* _Aim of the exercise_:
Your task is to extract every entry that follows word for word while excluding the pictures.

***** Stored data

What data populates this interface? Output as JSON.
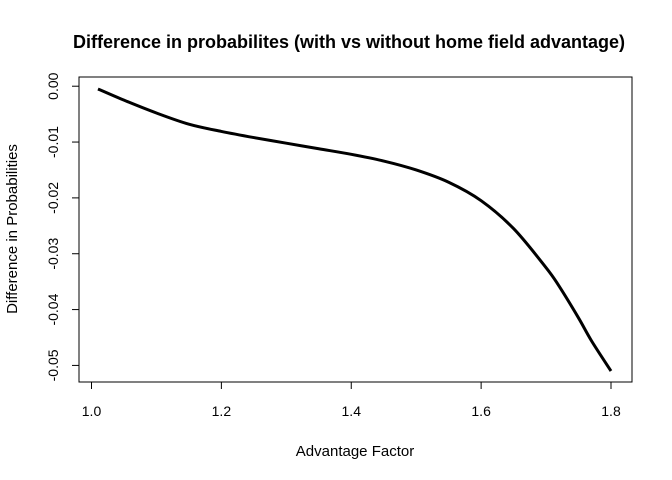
{
  "chart_data": {
    "type": "line",
    "title": "Difference in probabilites (with vs without home field advantage)",
    "xlabel": "Advantage Factor",
    "ylabel": "Difference in Probabilities",
    "xlim": [
      1.01,
      1.8
    ],
    "ylim": [
      -0.051,
      -0.0005
    ],
    "x_ticks": [
      1.0,
      1.2,
      1.4,
      1.6,
      1.8
    ],
    "x_tick_labels": [
      "1.0",
      "1.2",
      "1.4",
      "1.6",
      "1.8"
    ],
    "y_ticks": [
      0.0,
      -0.01,
      -0.02,
      -0.03,
      -0.04,
      -0.05
    ],
    "y_tick_labels": [
      "0.00",
      "-0.01",
      "-0.02",
      "-0.03",
      "-0.04",
      "-0.05"
    ],
    "grid": false,
    "series": [
      {
        "color": "#000000",
        "x": [
          1.01,
          1.05,
          1.1,
          1.15,
          1.2,
          1.25,
          1.3,
          1.35,
          1.4,
          1.45,
          1.5,
          1.55,
          1.6,
          1.65,
          1.7,
          1.72,
          1.75,
          1.77,
          1.8
        ],
        "y": [
          -0.0005,
          -0.0025,
          -0.0048,
          -0.0068,
          -0.0081,
          -0.0092,
          -0.0102,
          -0.0112,
          -0.0122,
          -0.0134,
          -0.015,
          -0.0172,
          -0.0205,
          -0.0255,
          -0.0325,
          -0.0358,
          -0.0415,
          -0.0456,
          -0.051
        ]
      }
    ]
  }
}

**********

* _Written answer_:
What data populates this interface? Output as JSON.
{
  "chart_data": {
    "type": "line",
    "title": "Difference in probabilites (with vs without home field advantage)",
    "xlabel": "Advantage Factor",
    "ylabel": "Difference in Probabilities",
    "xlim": [
      1.01,
      1.8
    ],
    "ylim": [
      -0.051,
      -0.0005
    ],
    "x_ticks": [
      1.0,
      1.2,
      1.4,
      1.6,
      1.8
    ],
    "x_tick_labels": [
      "1.0",
      "1.2",
      "1.4",
      "1.6",
      "1.8"
    ],
    "y_ticks": [
      0.0,
      -0.01,
      -0.02,
      -0.03,
      -0.04,
      -0.05
    ],
    "y_tick_labels": [
      "0.00",
      "-0.01",
      "-0.02",
      "-0.03",
      "-0.04",
      "-0.05"
    ],
    "grid": false,
    "series": [
      {
        "color": "#000000",
        "x": [
          1.01,
          1.05,
          1.1,
          1.15,
          1.2,
          1.25,
          1.3,
          1.35,
          1.4,
          1.45,
          1.5,
          1.55,
          1.6,
          1.65,
          1.7,
          1.72,
          1.75,
          1.77,
          1.8
        ],
        "y": [
          -0.0005,
          -0.0025,
          -0.0048,
          -0.0068,
          -0.0081,
          -0.0092,
          -0.0102,
          -0.0112,
          -0.0122,
          -0.0134,
          -0.015,
          -0.0172,
          -0.0205,
          -0.0255,
          -0.0325,
          -0.0358,
          -0.0415,
          -0.0456,
          -0.051
        ]
      }
    ]
  }
}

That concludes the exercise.